■ SOURCE DATA
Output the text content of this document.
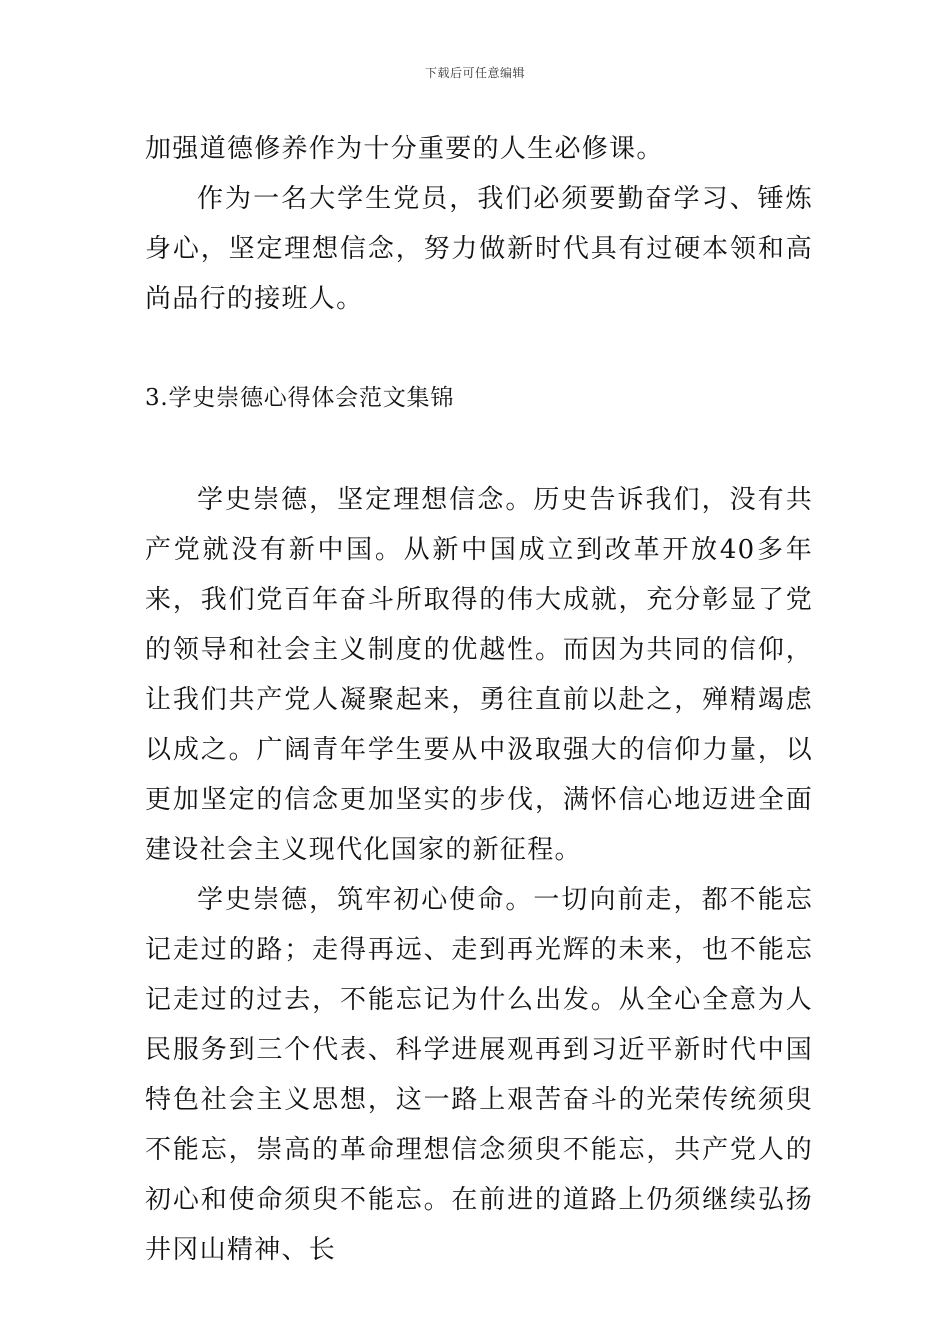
下载后可任意编辑

加强道德修养作为十分重要的人生必修课。

作为一名大学生党员，我们必须要勤奋学习、锤炼身心，坚定理想信念，努力做新时代具有过硬本领和高尚品行的接班人。

3.学史崇德心得体会范文集锦

学史崇德，坚定理想信念。历史告诉我们，没有共产党就没有新中国。从新中国成立到改革开放40多年来，我们党百年奋斗所取得的伟大成就，充分彰显了党的领导和社会主义制度的优越性。而因为共同的信仰，让我们共产党人凝聚起来，勇往直前以赴之，殚精竭虑以成之。广阔青年学生要从中汲取强大的信仰力量，以更加坚定的信念更加坚实的步伐，满怀信心地迈进全面建设社会主义现代化国家的新征程。

学史崇德，筑牢初心使命。一切向前走，都不能忘记走过的路；走得再远、走到再光辉的未来，也不能忘记走过的过去，不能忘记为什么出发。从全心全意为人民服务到三个代表、科学进展观再到习近平新时代中国特色社会主义思想，这一路上艰苦奋斗的光荣传统须臾不能忘，崇高的革命理想信念须臾不能忘，共产党人的初心和使命须臾不能忘。在前进的道路上仍须继续弘扬井冈山精神、长
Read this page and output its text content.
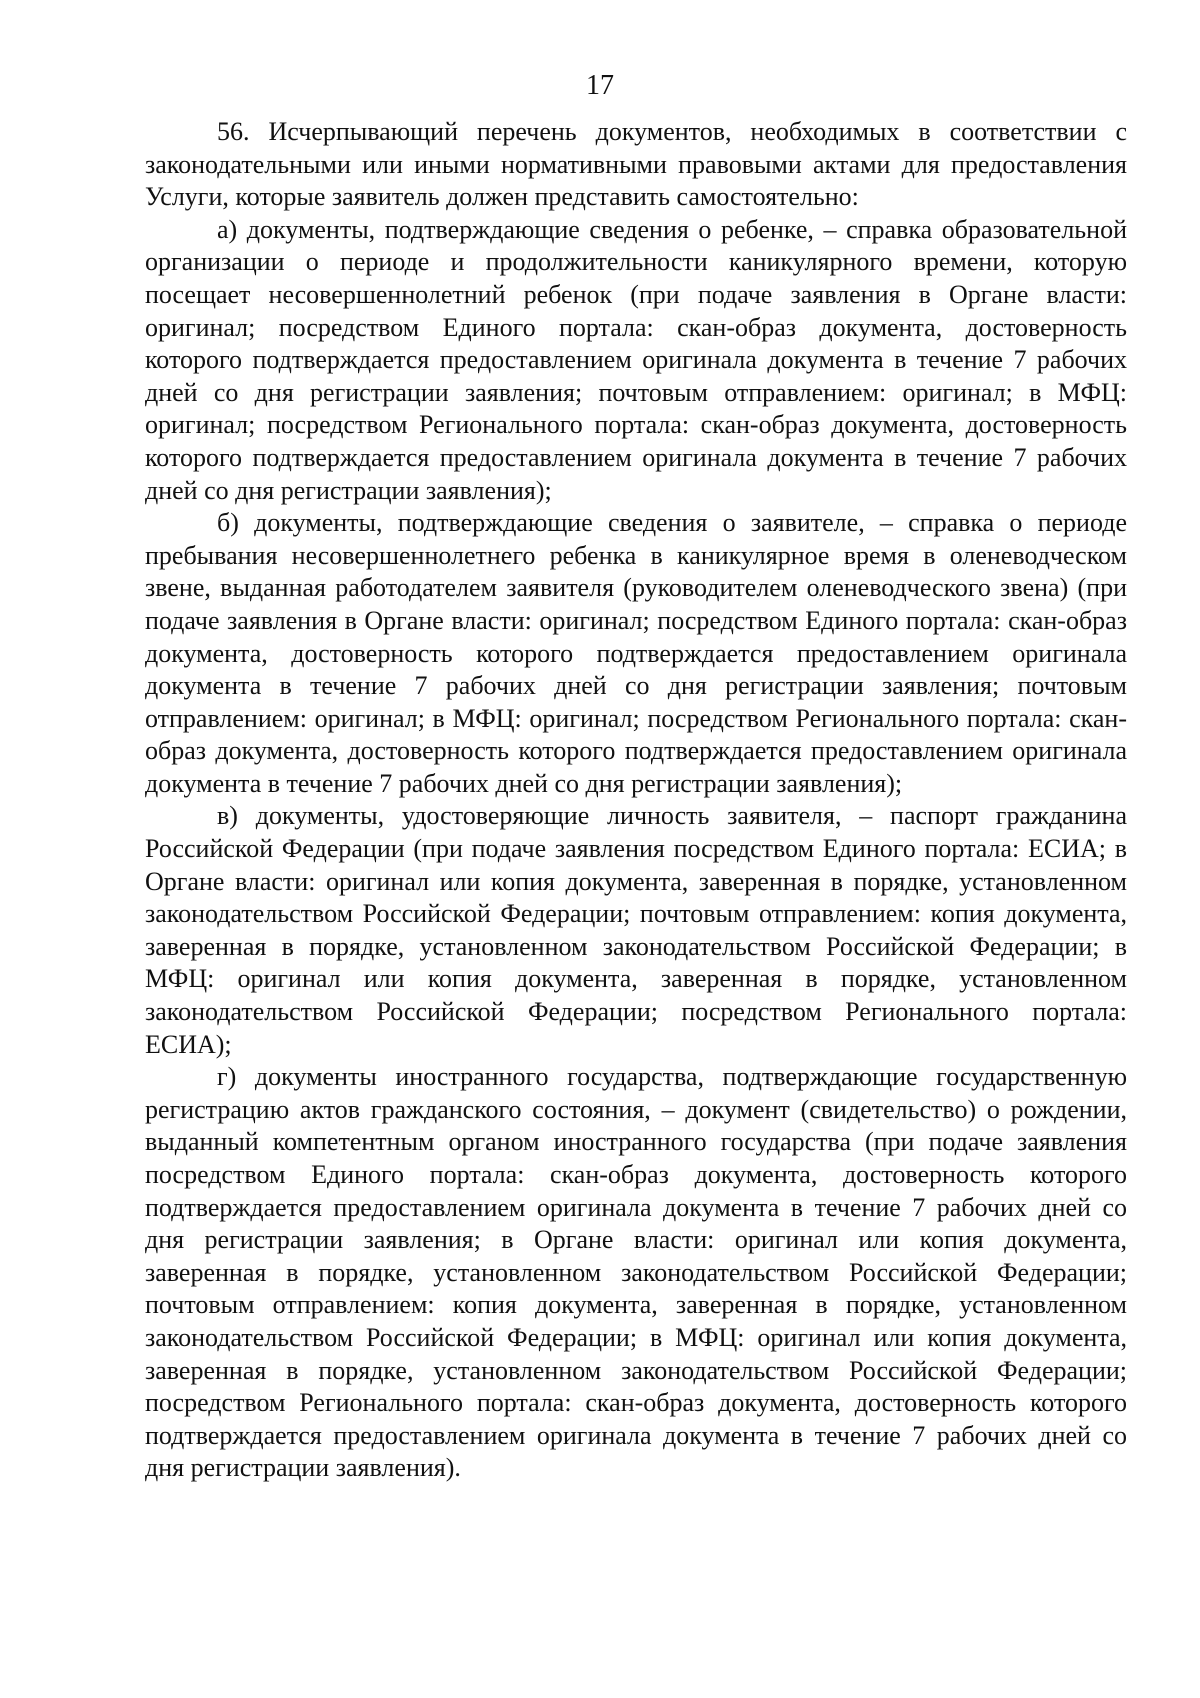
17

56. Исчерпывающий перечень документов, необходимых в соответствии с законодательными или иными нормативными правовыми актами для предоставления Услуги, которые заявитель должен представить самостоятельно:

а) документы, подтверждающие сведения о ребенке, – справка образовательной организации о периоде и продолжительности каникулярного времени, которую посещает несовершеннолетний ребенок (при подаче заявления в Органе власти: оригинал; посредством Единого портала: скан-образ документа, достоверность которого подтверждается предоставлением оригинала документа в течение 7 рабочих дней со дня регистрации заявления; почтовым отправлением: оригинал; в МФЦ: оригинал; посредством Регионального портала: скан-образ документа, достоверность которого подтверждается предоставлением оригинала документа в течение 7 рабочих дней со дня регистрации заявления);

б) документы, подтверждающие сведения о заявителе, – справка о периоде пребывания несовершеннолетнего ребенка в каникулярное время в оленеводческом звене, выданная работодателем заявителя (руководителем оленеводческого звена) (при подаче заявления в Органе власти: оригинал; посредством Единого портала: скан-образ документа, достоверность которого подтверждается предоставлением оригинала документа в течение 7 рабочих дней со дня регистрации заявления; почтовым отправлением: оригинал; в МФЦ: оригинал; посредством Регионального портала: скан-образ документа, достоверность которого подтверждается предоставлением оригинала документа в течение 7 рабочих дней со дня регистрации заявления);

в) документы, удостоверяющие личность заявителя, – паспорт гражданина Российской Федерации (при подаче заявления посредством Единого портала: ЕСИА; в Органе власти: оригинал или копия документа, заверенная в порядке, установленном законодательством Российской Федерации; почтовым отправлением: копия документа, заверенная в порядке, установленном законодательством Российской Федерации; в МФЦ: оригинал или копия документа, заверенная в порядке, установленном законодательством Российской Федерации; посредством Регионального портала: ЕСИА);

г) документы иностранного государства, подтверждающие государственную регистрацию актов гражданского состояния, – документ (свидетельство) о рождении, выданный компетентным органом иностранного государства (при подаче заявления посредством Единого портала: скан-образ документа, достоверность которого подтверждается предоставлением оригинала документа в течение 7 рабочих дней со дня регистрации заявления; в Органе власти: оригинал или копия документа, заверенная в порядке, установленном законодательством Российской Федерации; почтовым отправлением: копия документа, заверенная в порядке, установленном законодательством Российской Федерации; в МФЦ: оригинал или копия документа, заверенная в порядке, установленном законодательством Российской Федерации; посредством Регионального портала: скан-образ документа, достоверность которого подтверждается предоставлением оригинала документа в течение 7 рабочих дней со дня регистрации заявления).
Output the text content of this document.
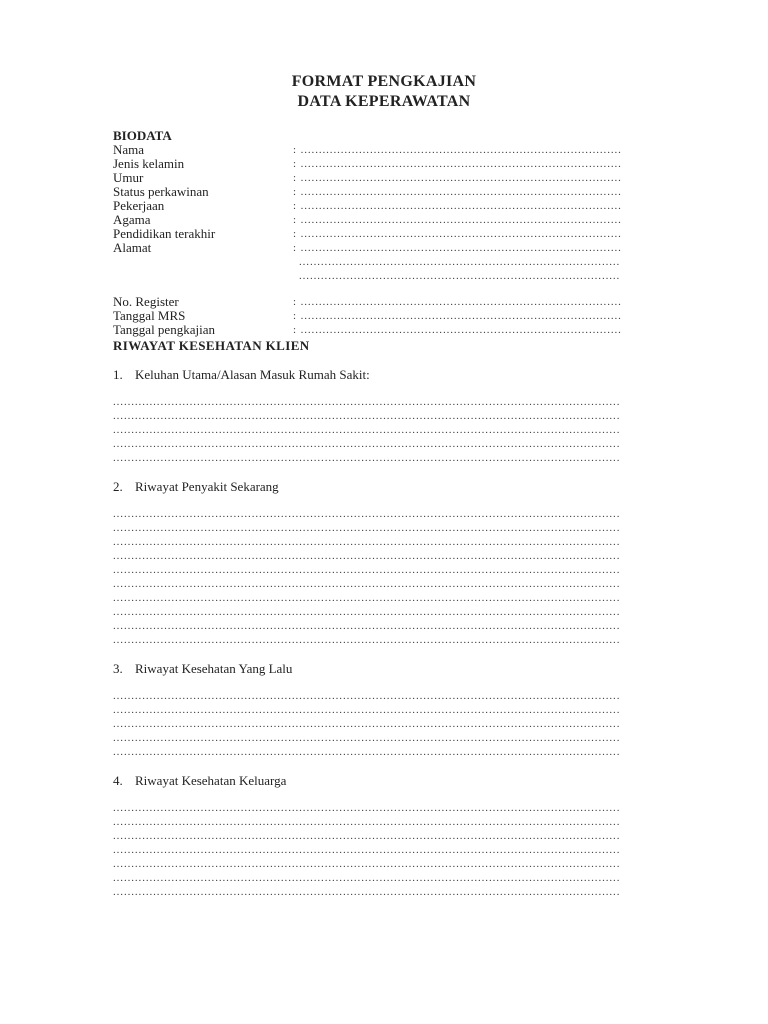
FORMAT PENGKAJIAN
DATA KEPERAWATAN
BIODATA
Nama	: ........................................................................................
Jenis kelamin	: ........................................................................................
Umur	: ........................................................................................
Status perkawinan	: ........................................................................................
Pekerjaan	: ........................................................................................
Agama	: ........................................................................................
Pendidikan terakhir	: ........................................................................................
Alamat	: ........................................................................................
........................................................................................
........................................................................................
No. Register	: ........................................................................................
Tanggal MRS	: ........................................................................................
Tanggal pengkajian	: ........................................................................................
RIWAYAT KESEHATAN KLIEN
1. Keluhan Utama/Alasan Masuk Rumah Sakit:
...........................................................................................................................................
...........................................................................................................................................
...........................................................................................................................................
...........................................................................................................................................
...........................................................................................................................................
2. Riwayat Penyakit Sekarang
...........................................................................................................................................
...........................................................................................................................................
...........................................................................................................................................
...........................................................................................................................................
...........................................................................................................................................
...........................................................................................................................................
...........................................................................................................................................
...........................................................................................................................................
...........................................................................................................................................
...........................................................................................................................................
3. Riwayat Kesehatan Yang Lalu
...........................................................................................................................................
...........................................................................................................................................
...........................................................................................................................................
...........................................................................................................................................
...........................................................................................................................................
4. Riwayat Kesehatan Keluarga
...........................................................................................................................................
...........................................................................................................................................
...........................................................................................................................................
...........................................................................................................................................
...........................................................................................................................................
...........................................................................................................................................
...........................................................................................................................................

■ REQUIRED TASK
Quote the data exactly, leaving every image out of the copy.

■ THE RESPONSE
Output the text content of this document.
下载后可任意编辑

加强道德修养作为十分重要的人生必修课。

作为一名大学生党员，我们必须要勤奋学习、锤炼身心，坚定理想信念，努力做新时代具有过硬本领和高尚品行的接班人。

3.学史崇德心得体会范文集锦

学史崇德，坚定理想信念。历史告诉我们，没有共产党就没有新中国。从新中国成立到改革开放40多年来，我们党百年奋斗所取得的伟大成就，充分彰显了党的领导和社会主义制度的优越性。而因为共同的信仰，让我们共产党人凝聚起来，勇往直前以赴之，殚精竭虑以成之。广阔青年学生要从中汲取强大的信仰力量，以更加坚定的信念更加坚实的步伐，满怀信心地迈进全面建设社会主义现代化国家的新征程。

学史崇德，筑牢初心使命。一切向前走，都不能忘记走过的路；走得再远、走到再光辉的未来，也不能忘记走过的过去，不能忘记为什么出发。从全心全意为人民服务到三个代表、科学进展观再到习近平新时代中国特色社会主义思想，这一路上艰苦奋斗的光荣传统须臾不能忘，崇高的革命理想信念须臾不能忘，共产党人的初心和使命须臾不能忘。在前进的道路上仍须继续弘扬井冈山精神、长
Read this page and output its text content.
17

56. Исчерпывающий перечень документов, необходимых в соответствии с законодательными или иными нормативными правовыми актами для предоставления Услуги, которые заявитель должен представить самостоятельно:

а) документы, подтверждающие сведения о ребенке, – справка образовательной организации о периоде и продолжительности каникулярного времени, которую посещает несовершеннолетний ребенок (при подаче заявления в Органе власти: оригинал; посредством Единого портала: скан-образ документа, достоверность которого подтверждается предоставлением оригинала документа в течение 7 рабочих дней со дня регистрации заявления; почтовым отправлением: оригинал; в МФЦ: оригинал; посредством Регионального портала: скан-образ документа, достоверность которого подтверждается предоставлением оригинала документа в течение 7 рабочих дней со дня регистрации заявления);

б) документы, подтверждающие сведения о заявителе, – справка о периоде пребывания несовершеннолетнего ребенка в каникулярное время в оленеводческом звене, выданная работодателем заявителя (руководителем оленеводческого звена) (при подаче заявления в Органе власти: оригинал; посредством Единого портала: скан-образ документа, достоверность которого подтверждается предоставлением оригинала документа в течение 7 рабочих дней со дня регистрации заявления; почтовым отправлением: оригинал; в МФЦ: оригинал; посредством Регионального портала: скан-образ документа, достоверность которого подтверждается предоставлением оригинала документа в течение 7 рабочих дней со дня регистрации заявления);

в) документы, удостоверяющие личность заявителя, – паспорт гражданина Российской Федерации (при подаче заявления посредством Единого портала: ЕСИА; в Органе власти: оригинал или копия документа, заверенная в порядке, установленном законодательством Российской Федерации; почтовым отправлением: копия документа, заверенная в порядке, установленном законодательством Российской Федерации; в МФЦ: оригинал или копия документа, заверенная в порядке, установленном законодательством Российской Федерации; посредством Регионального портала: ЕСИА);

г) документы иностранного государства, подтверждающие государственную регистрацию актов гражданского состояния, – документ (свидетельство) о рождении, выданный компетентным органом иностранного государства (при подаче заявления посредством Единого портала: скан-образ документа, достоверность которого подтверждается предоставлением оригинала документа в течение 7 рабочих дней со дня регистрации заявления; в Органе власти: оригинал или копия документа, заверенная в порядке, установленном законодательством Российской Федерации; почтовым отправлением: копия документа, заверенная в порядке, установленном законодательством Российской Федерации; в МФЦ: оригинал или копия документа, заверенная в порядке, установленном законодательством Российской Федерации; посредством Регионального портала: скан-образ документа, достоверность которого подтверждается предоставлением оригинала документа в течение 7 рабочих дней со дня регистрации заявления).
Output the text content of this document.
FORMAT PENGKAJIAN
DATA KEPERAWATAN
BIODATA
Nama	: ........................................................................................
Jenis kelamin	: ........................................................................................
Umur	: ........................................................................................
Status perkawinan	: ........................................................................................
Pekerjaan	: ........................................................................................
Agama	: ........................................................................................
Pendidikan terakhir	: ........................................................................................
Alamat	: ........................................................................................
........................................................................................
........................................................................................
No. Register	: ........................................................................................
Tanggal MRS	: ........................................................................................
Tanggal pengkajian	: ........................................................................................
RIWAYAT KESEHATAN KLIEN
1. Keluhan Utama/Alasan Masuk Rumah Sakit:
...........................................................................................................................................
...........................................................................................................................................
...........................................................................................................................................
...........................................................................................................................................
...........................................................................................................................................
2. Riwayat Penyakit Sekarang
...........................................................................................................................................
...........................................................................................................................................
...........................................................................................................................................
...........................................................................................................................................
...........................................................................................................................................
...........................................................................................................................................
...........................................................................................................................................
...........................................................................................................................................
...........................................................................................................................................
...........................................................................................................................................
3. Riwayat Kesehatan Yang Lalu
...........................................................................................................................................
...........................................................................................................................................
...........................................................................................................................................
...........................................................................................................................................
...........................................................................................................................................
4. Riwayat Kesehatan Keluarga
...........................................................................................................................................
...........................................................................................................................................
...........................................................................................................................................
...........................................................................................................................................
...........................................................................................................................................
...........................................................................................................................................
...........................................................................................................................................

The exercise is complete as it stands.